## Extrait
########################################

Ces magistrats ont rendu compte des plaidoiries dans le délibéré de la Cour composée de :
M.Marc BAILLY, Président de chambre,
M.Vincent BRAUD, Président,
MME Pascale SAPPEY-GUESDON, Conseillère,chargée du rapport
Greffier, lors des débats : Madame Anaïs DECEBAL
ARRET :
– CONTRADICTOIRE
– par mise à disposition de l’arrêt au greffe de la Cour, les parties en ayant été préalablement avisées dans les conditions prévues au deuxième alinéa de l’article 450 du code de procédure civile.
– signé par M.Marc BAILLY, Président de chambre, et par Anaïs DECEBAL,Greffière, présente lors de la mise à disposition.
*
* *
FAITS PROCEDURE ET PRETENTIONS DES PARTIES
Par déclaration reçue au greffe de la cour le 31 mars 2021, Mme [O] [F] a interjeté appel du jugement du tribunal judiciaire de Paris en date du 4 septembre 2020, rendu dans l’instance l’opposant aux sociétés Stellium immobilier et Crédit foncier de France et statuant en ces termes :
‘Déclare madame [O] [F] irrecevable en ses demandes ;
Condamne madame [O] [F] à payer à la société anonyme le Crédit Foncier de France les sommes suivantes, arrêtées au 10 décembre 2017 :
– 176 898,90 euros avec intérêts au taux conventionnel de 5,55 % l’an sur la somme de 176 856,40 euros à compter du 11 décembre 2017,
– 100 euros au titre de la clause pénale avec intérêts au taux légal à compter du 9 février 2018 ;
Condamne madame [O] [F] à payer à la société anonyme le Crédit Foncier de France la somme de 1 800 euros au titre de l’article 700 du code de procédure civile ;
Condamne madame [O] [F] à payer à la société par actions simplifiée Stellium immobilier la somme de 1 800 euros au titre de l’article 700 du code de procédure civile ;
Condamne madame [O] [F] aux dépens ;
Autorise maître [T] [R] à recouvrer directement contre madame [O] [F] les frais compris dans les dépens dont elle aurait fait l’avance sans en avoir reçu provision ;
Ordonne l’exécution provisoire.’
Par ordonnance en date du 7 décembre 2021 le magistrat en charge de la mise en état a déclaré irrecevable l’appel formé par Mme [F] le 31 mars 2021 à l’encontre de la société Stellium immobilier. La procédure s’est poursuivie avec comme seul intimé, la société Crédit Foncier de France.
À l’issue de la procédure d’appel clôturée le 13 décembre 2022 les moyens et prétentions des parties s’exposent de la manière suivante.

########################################

## Lignes de données
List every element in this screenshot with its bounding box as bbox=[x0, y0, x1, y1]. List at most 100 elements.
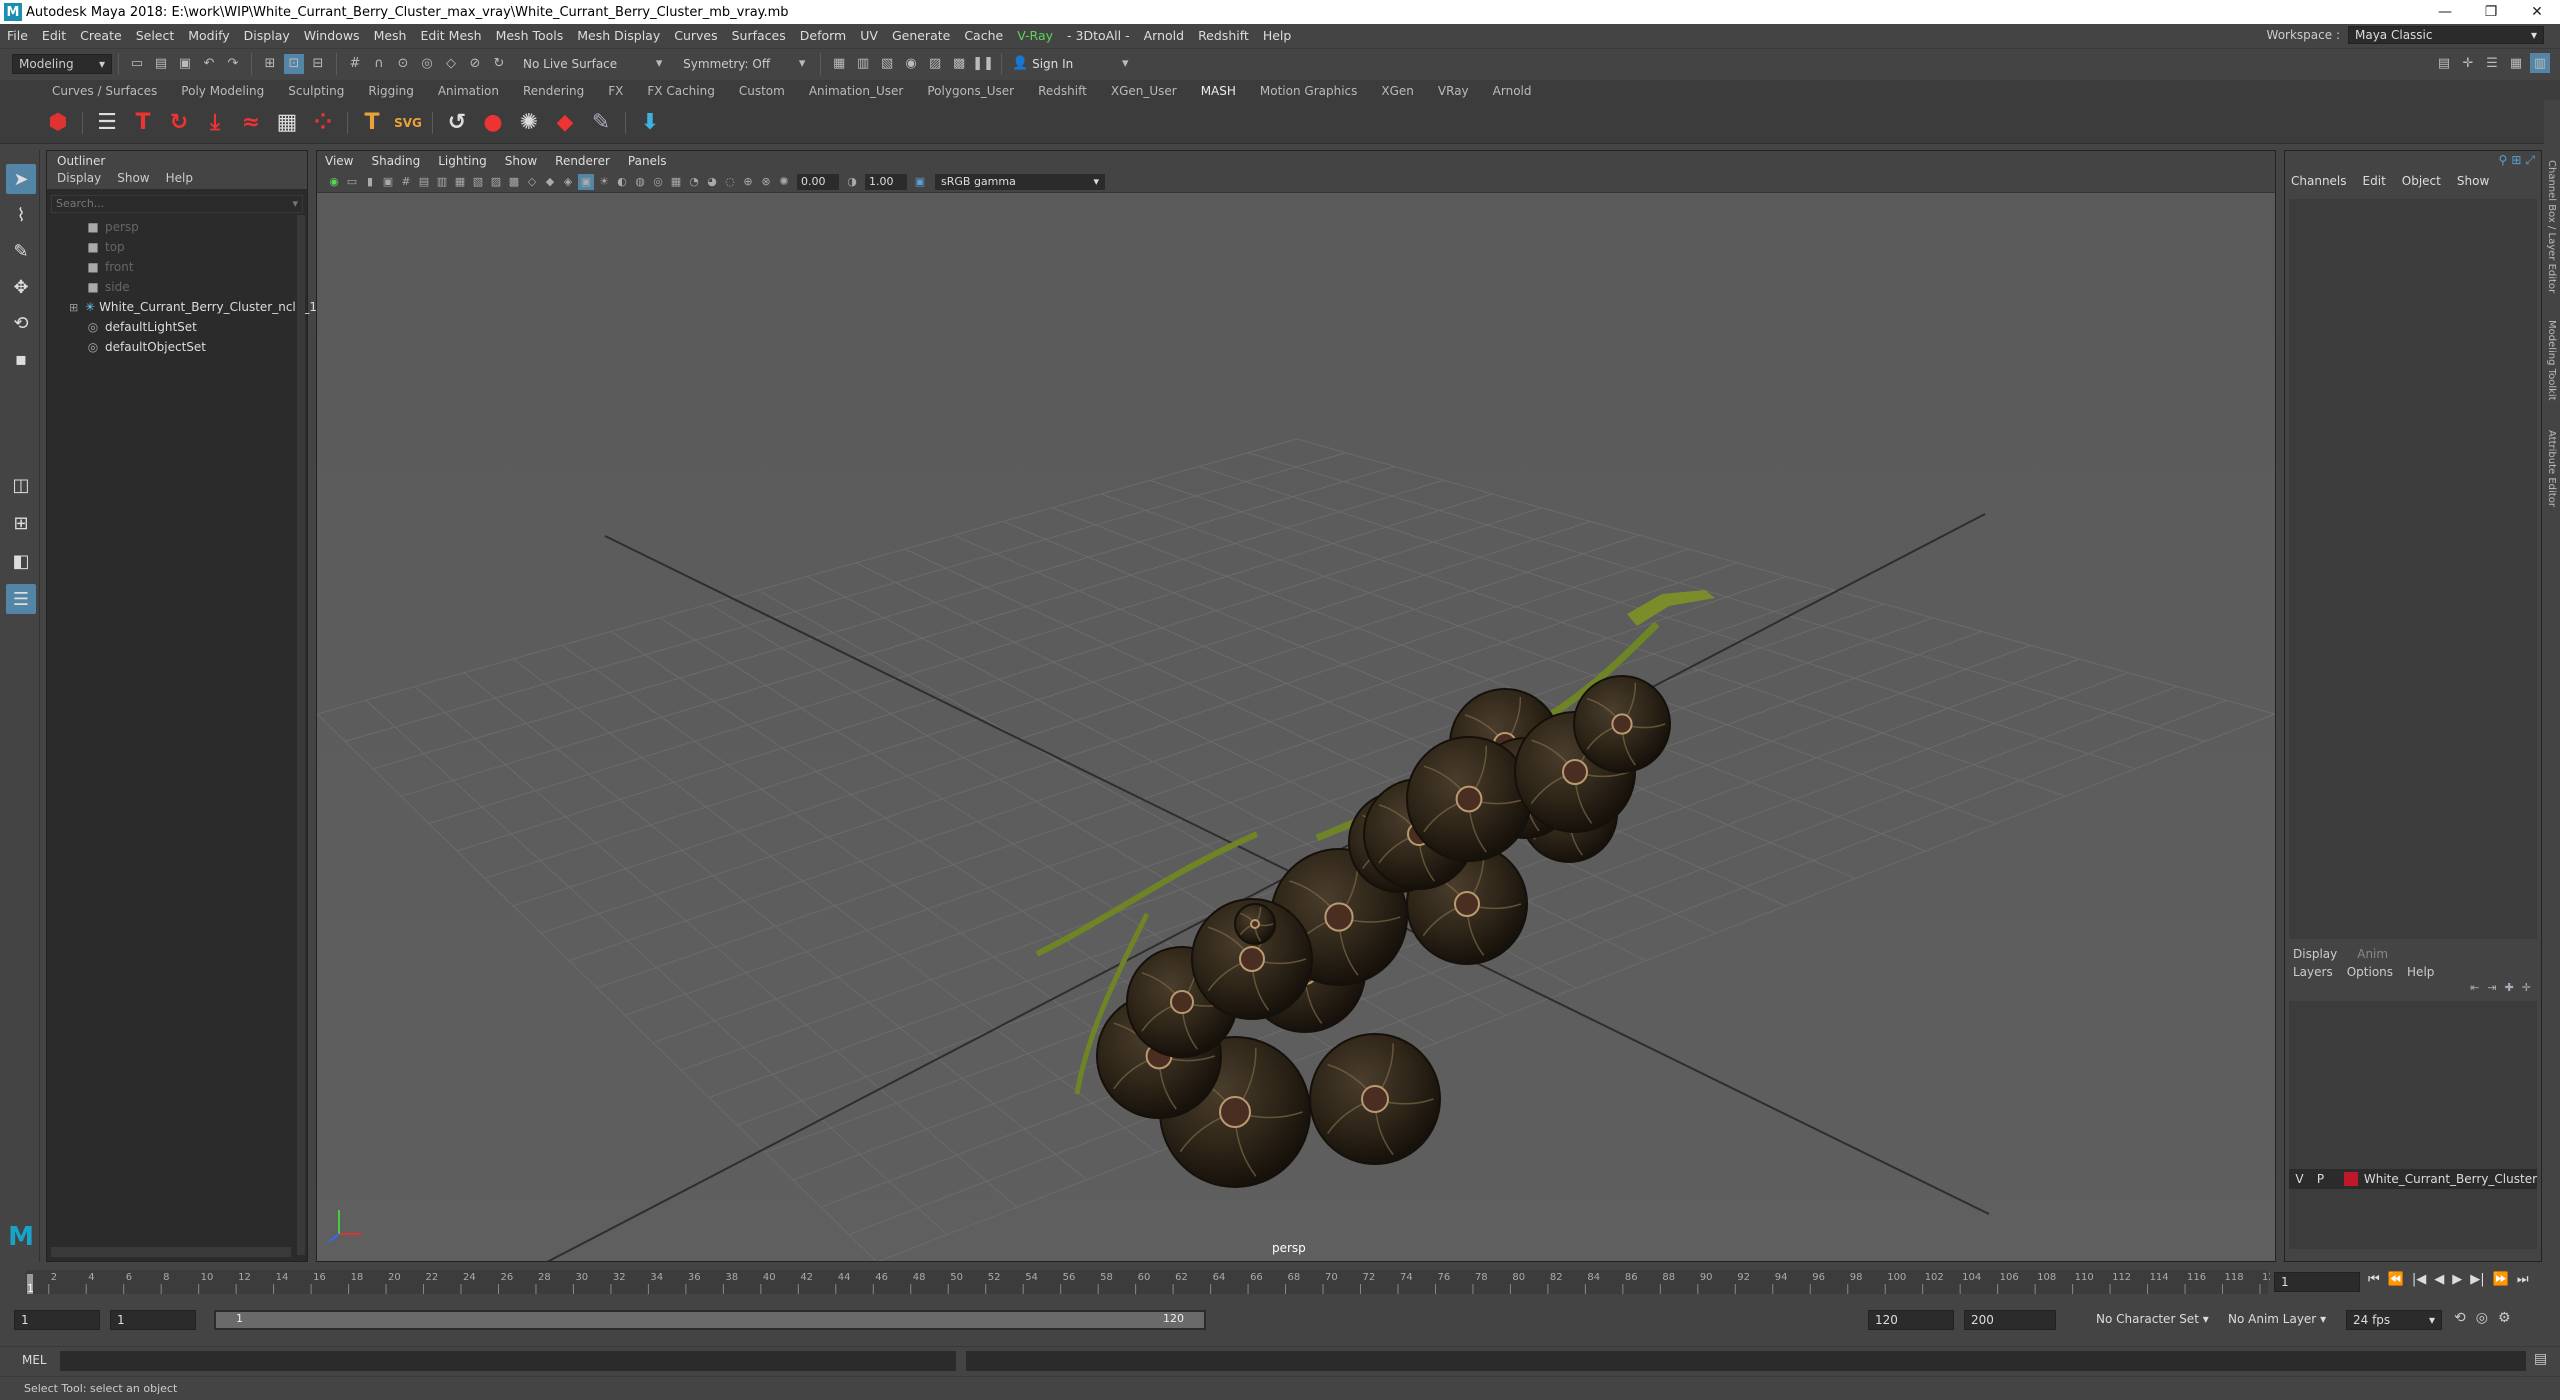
layer-editor-icon[interactable]: ⊞ bbox=[2511, 153, 2521, 168]
mash-trail-icon[interactable]: ≈ bbox=[236, 108, 266, 138]
shelf-tab-arnold[interactable]: Arnold bbox=[1481, 84, 1544, 98]
outliner-menu-show[interactable]: Show bbox=[117, 171, 149, 189]
toggle-tool-settings-icon[interactable]: ✛ bbox=[2458, 53, 2478, 73]
field-chart-icon[interactable]: ▧ bbox=[470, 174, 486, 190]
scale-tool-icon[interactable]: ▪ bbox=[6, 344, 36, 374]
range-track[interactable]: 1 120 bbox=[214, 1310, 1206, 1330]
workspace-selector[interactable]: Workspace : Maya Classic ▾ bbox=[2267, 24, 2544, 46]
render-sequence-icon[interactable]: ▥ bbox=[853, 54, 873, 74]
layer-color-swatch[interactable] bbox=[2344, 1172, 2358, 1186]
snap-live-icon[interactable]: ⊘ bbox=[465, 54, 485, 74]
expand-icon[interactable]: ⊞ bbox=[69, 301, 78, 314]
restore-icon[interactable]: ❐ bbox=[2468, 0, 2514, 24]
mash-grid-icon[interactable]: ▦ bbox=[272, 108, 302, 138]
animation-start-field[interactable]: 1 bbox=[14, 1310, 100, 1330]
menu-display[interactable]: Display bbox=[237, 28, 297, 43]
script-editor-icon[interactable]: ▤ bbox=[2534, 1351, 2547, 1367]
exposure-icon[interactable]: ✺ bbox=[776, 174, 792, 190]
shelf-tab-poly-modeling[interactable]: Poly Modeling bbox=[169, 84, 276, 98]
menu-redshift[interactable]: Redshift bbox=[1191, 28, 1256, 43]
mash-export-icon[interactable]: ⬇ bbox=[635, 108, 665, 138]
mash-blend-icon[interactable]: ◆ bbox=[550, 108, 580, 138]
attribute-icon[interactable]: ⤢ bbox=[2525, 153, 2535, 168]
gamma-field[interactable]: 1.00 bbox=[865, 173, 907, 190]
auto-key-icon[interactable]: ◎ bbox=[2476, 1310, 2488, 1326]
shelf-tab-vray[interactable]: VRay bbox=[1426, 84, 1481, 98]
shelf-tab-animation-user[interactable]: Animation_User bbox=[797, 84, 916, 98]
channel-box-icon[interactable]: ⚲ bbox=[2499, 153, 2508, 168]
sign-in-button[interactable]: Sign In bbox=[1032, 57, 1073, 71]
range-bar[interactable] bbox=[216, 1312, 1204, 1328]
shelf-tab-xgen[interactable]: XGen bbox=[1369, 84, 1426, 98]
menu-generate[interactable]: Generate bbox=[885, 28, 957, 43]
gamma-icon[interactable]: ◑ bbox=[844, 174, 860, 190]
outliner-search-input[interactable]: Search... ▾ bbox=[51, 195, 303, 213]
menu-edit-mesh[interactable]: Edit Mesh bbox=[413, 28, 488, 43]
go-to-end-icon[interactable]: ⏭ bbox=[2517, 1272, 2529, 1287]
four-view-layout-icon[interactable]: ⊞ bbox=[6, 508, 36, 538]
ambient-occlusion-icon[interactable]: ◍ bbox=[632, 174, 648, 190]
mash-drop-icon[interactable]: ⤓ bbox=[200, 108, 230, 138]
menu-help[interactable]: Help bbox=[1256, 28, 1299, 43]
channel-box-menu-show[interactable]: Show bbox=[2457, 174, 2489, 188]
shelf-tab-redshift[interactable]: Redshift bbox=[1026, 84, 1099, 98]
layer-menu-help[interactable]: Help bbox=[2407, 965, 2434, 979]
layer-menu-options[interactable]: Options bbox=[2347, 965, 2393, 979]
render-settings-icon[interactable]: ◉ bbox=[901, 54, 921, 74]
shelf-tab-custom[interactable]: Custom bbox=[727, 84, 797, 98]
chevron-down-icon[interactable]: ▾ bbox=[649, 54, 669, 74]
outliner-menu-display[interactable]: Display bbox=[57, 171, 101, 189]
time-slider[interactable]: 2 4 6 8 10 12 14 16 18 20 22 24 26 28 30 32 34 36 38 40 42 44… bbox=[0, 1266, 2560, 1298]
color-management-icon[interactable]: ▣ bbox=[912, 174, 928, 190]
move-layer-down-icon[interactable]: ⇥ bbox=[2487, 981, 2496, 994]
viewport-panel[interactable]: View Shading Lighting Show Renderer Panels ◉ … bbox=[316, 150, 2276, 1262]
select-tool-icon[interactable]: ➤ bbox=[6, 164, 36, 194]
symmetry-label[interactable]: Symmetry: Off bbox=[683, 57, 770, 71]
smooth-shade-icon[interactable]: ◆ bbox=[542, 174, 558, 190]
viewport-menu-renderer[interactable]: Renderer bbox=[555, 154, 610, 168]
resolution-gate-icon[interactable]: ▥ bbox=[434, 174, 450, 190]
menu-select[interactable]: Select bbox=[129, 28, 182, 43]
safe-title-icon[interactable]: ▩ bbox=[506, 174, 522, 190]
wireframe-icon[interactable]: ◇ bbox=[524, 174, 540, 190]
channel-box-menu-object[interactable]: Object bbox=[2402, 174, 2441, 188]
outliner-item[interactable]: ◎ defaultObjectSet bbox=[47, 337, 307, 357]
outliner-menu-help[interactable]: Help bbox=[166, 171, 193, 189]
menu-deform[interactable]: Deform bbox=[793, 28, 853, 43]
channel-box-menu-channels[interactable]: Channels bbox=[2291, 174, 2347, 188]
playback-start-field[interactable]: 1 bbox=[110, 1310, 196, 1330]
textured-icon[interactable]: ▣ bbox=[578, 173, 594, 190]
snap-surface-icon[interactable]: ◇ bbox=[441, 54, 461, 74]
safe-action-icon[interactable]: ▨ bbox=[488, 174, 504, 190]
snap-grid-icon[interactable]: # bbox=[345, 54, 365, 74]
fps-dropdown[interactable]: 24 fps ▾ bbox=[2346, 1310, 2442, 1330]
hypershade-icon[interactable]: ▨ bbox=[925, 54, 945, 74]
render-view-icon[interactable]: ▩ bbox=[949, 54, 969, 74]
shelf-tab-xgen-user[interactable]: XGen_User bbox=[1099, 84, 1189, 98]
exposure-field[interactable]: 0.00 bbox=[797, 173, 839, 190]
snap-curve-icon[interactable]: ∩ bbox=[369, 54, 389, 74]
menu-surfaces[interactable]: Surfaces bbox=[725, 28, 793, 43]
toggle-layer-editor-icon[interactable]: ▥ bbox=[2530, 53, 2550, 73]
command-input[interactable] bbox=[60, 1351, 956, 1371]
shelf-tab-rigging[interactable]: Rigging bbox=[356, 84, 425, 98]
menu-file[interactable]: File bbox=[0, 28, 35, 43]
layer-playback-toggle[interactable]: P bbox=[2310, 1172, 2331, 1186]
close-icon[interactable]: ✕ bbox=[2514, 0, 2560, 24]
play-backward-icon[interactable]: ◀ bbox=[2434, 1272, 2444, 1287]
outliner-item[interactable]: ■ top bbox=[47, 237, 307, 257]
mash-scatter-icon[interactable]: ⁘ bbox=[308, 108, 338, 138]
xray-joints-icon[interactable]: ⊕ bbox=[740, 174, 756, 190]
loop-icon[interactable]: ⟲ bbox=[2454, 1310, 2466, 1326]
viewport-menu-show[interactable]: Show bbox=[505, 154, 537, 168]
gate-mask-icon[interactable]: ▦ bbox=[452, 174, 468, 190]
step-back-key-icon[interactable]: ⏪ bbox=[2388, 1272, 2404, 1287]
menu-mesh-tools[interactable]: Mesh Tools bbox=[489, 28, 571, 43]
anim-layer-dropdown[interactable]: No Anim Layer ▾ bbox=[2228, 1312, 2326, 1326]
camera-attributes-icon[interactable]: ▭ bbox=[344, 174, 360, 190]
single-perspective-layout-icon[interactable]: ◫ bbox=[6, 470, 36, 500]
layer-visibility-toggle[interactable]: V bbox=[2289, 1172, 2310, 1186]
script-language-button[interactable]: MEL bbox=[22, 1353, 47, 1367]
outliner-item[interactable]: ■ side bbox=[47, 277, 307, 297]
toggle-attribute-editor-icon[interactable]: ▤ bbox=[2434, 53, 2454, 73]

########################################

## Consigne A
Pour chaque affirmation, dites si elle concorde avec l’extrait, par oui ou par non, en citant les mots décisifs de l’extrait.
(i) Mme [F] a fait appel d’un jugement du tribunal judiciaire de Paris rendu le 4 septembre 2020.
(ii) L’appel dirigé contre la société Stellium immobilier a été déclaré recevable.
(iii) La procédure d’appel a été clôturée le 13 décembre 2022.
## Consigne B
Reproduisez fidèlement l’extrait de « Ces magistrats ont » à « mise à disposition. ».
Ce matériel provient d’une autre source.

## Réponse rédigée A
(i) Oui : « appel du jugement du tribunal judiciaire de Paris en date du 4 septembre 2020 »
(ii) Non : « a déclaré irrecevable l’appel formé par Mme [F] le 31 mars 2021 à l’encontre de la société Stellium immobilier »
(iii) Oui : « procédure d’appel clôturée le 13 décembre 2022 »

## Réponse rédigée B
Ces magistrats ont rendu compte des plaidoiries dans le délibéré de la Cour composée de :
M.Marc BAILLY, Président de chambre,
M.Vincent BRAUD, Président,
MME Pascale SAPPEY-GUESDON, Conseillère,chargée du rapport
Greffier, lors des débats : Madame Anaïs DECEBAL
ARRET :
– CONTRADICTOIRE
– par mise à disposition de l’arrêt au greffe de la Cour, les parties en ayant été préalablement avisées dans les conditions prévues au deuxième alinéa de l’article 450 du code de procédure civile.
– signé par M.Marc BAILLY, Président de chambre, et par Anaïs DECEBAL,Greffière, présente lors de la mise à disposition.